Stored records
++++
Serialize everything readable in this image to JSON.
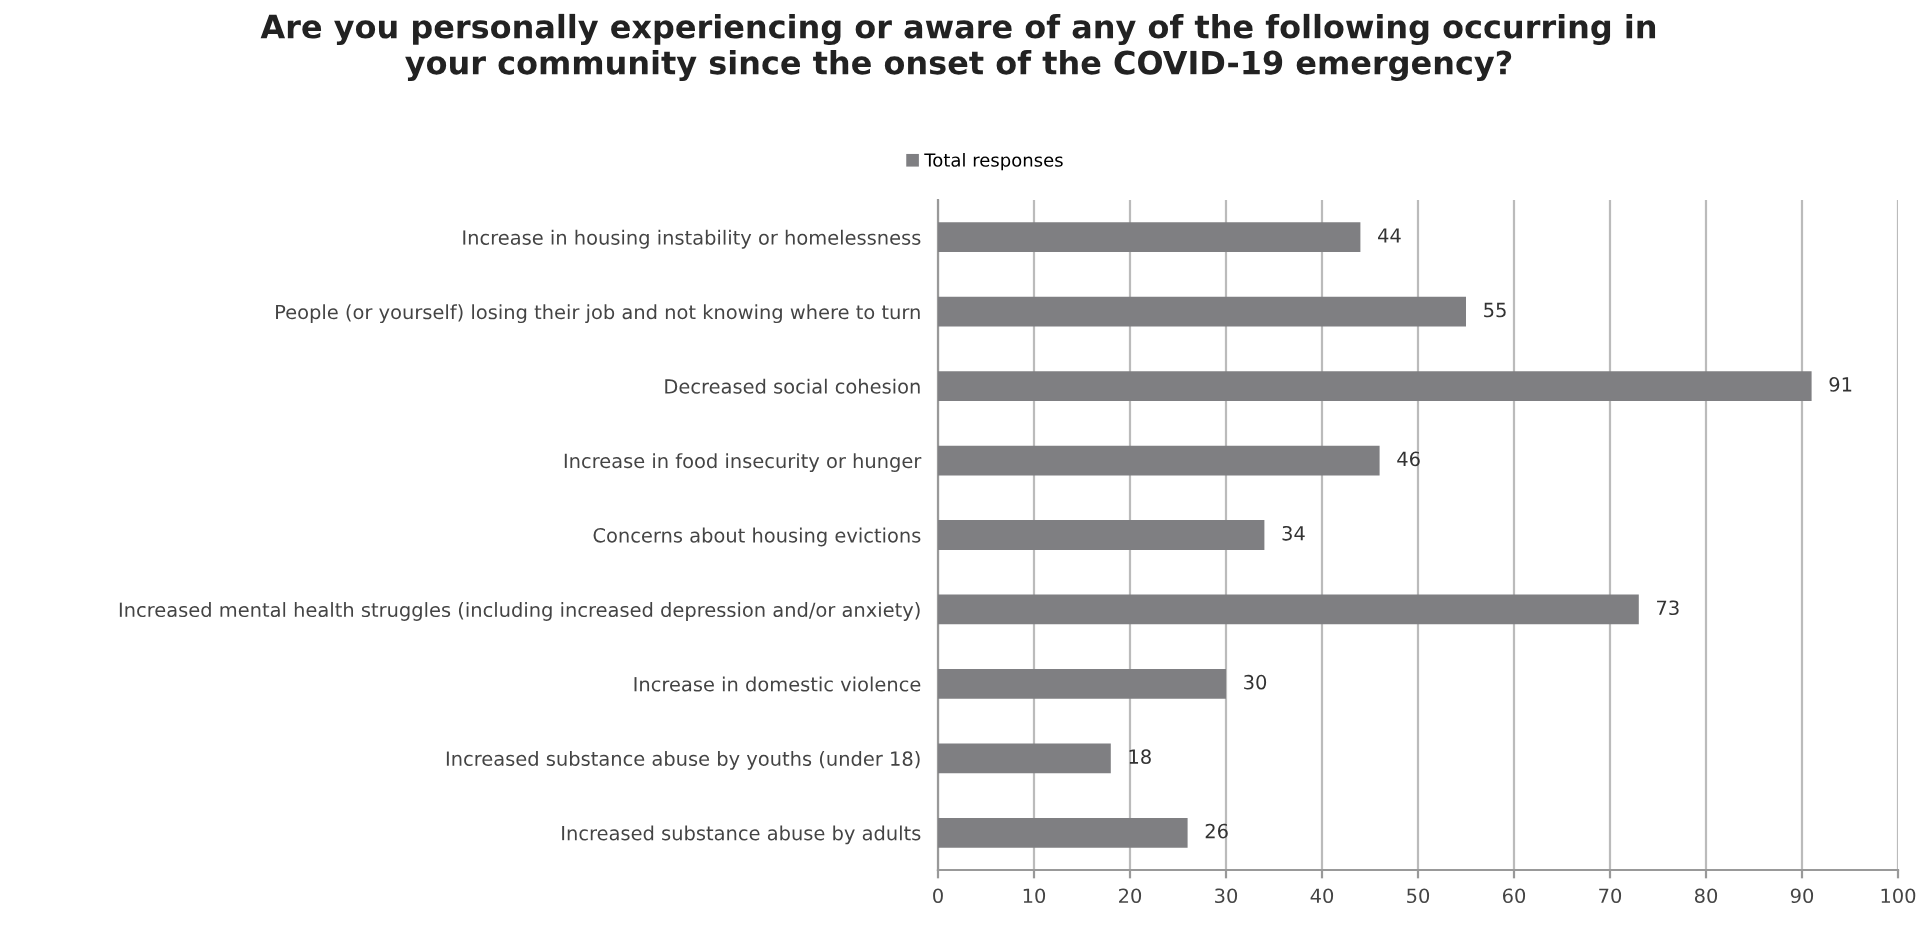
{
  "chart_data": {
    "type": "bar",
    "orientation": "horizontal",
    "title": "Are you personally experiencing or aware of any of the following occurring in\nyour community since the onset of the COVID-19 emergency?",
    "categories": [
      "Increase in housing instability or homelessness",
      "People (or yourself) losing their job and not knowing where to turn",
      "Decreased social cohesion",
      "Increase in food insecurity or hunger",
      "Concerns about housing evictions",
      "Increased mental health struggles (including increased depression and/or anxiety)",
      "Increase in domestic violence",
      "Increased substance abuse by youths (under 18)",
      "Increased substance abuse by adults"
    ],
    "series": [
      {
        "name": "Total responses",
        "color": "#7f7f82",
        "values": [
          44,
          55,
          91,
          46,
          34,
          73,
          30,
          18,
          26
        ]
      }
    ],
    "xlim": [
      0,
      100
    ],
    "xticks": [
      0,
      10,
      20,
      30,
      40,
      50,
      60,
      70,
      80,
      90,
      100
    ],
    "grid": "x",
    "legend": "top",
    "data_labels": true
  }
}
++++
* Exercise aim *
Write out all the entries again, word for word, and print no images.

* Response *
Serialize everything readable in this image to JSON.
{
  "chart_data": {
    "type": "bar",
    "orientation": "horizontal",
    "title": "Are you personally experiencing or aware of any of the following occurring in\nyour community since the onset of the COVID-19 emergency?",
    "categories": [
      "Increase in housing instability or homelessness",
      "People (or yourself) losing their job and not knowing where to turn",
      "Decreased social cohesion",
      "Increase in food insecurity or hunger",
      "Concerns about housing evictions",
      "Increased mental health struggles (including increased depression and/or anxiety)",
      "Increase in domestic violence",
      "Increased substance abuse by youths (under 18)",
      "Increased substance abuse by adults"
    ],
    "series": [
      {
        "name": "Total responses",
        "color": "#7f7f82",
        "values": [
          44,
          55,
          91,
          46,
          34,
          73,
          30,
          18,
          26
        ]
      }
    ],
    "xlim": [
      0,
      100
    ],
    "xticks": [
      0,
      10,
      20,
      30,
      40,
      50,
      60,
      70,
      80,
      90,
      100
    ],
    "grid": "x",
    "legend": "top",
    "data_labels": true
  }
}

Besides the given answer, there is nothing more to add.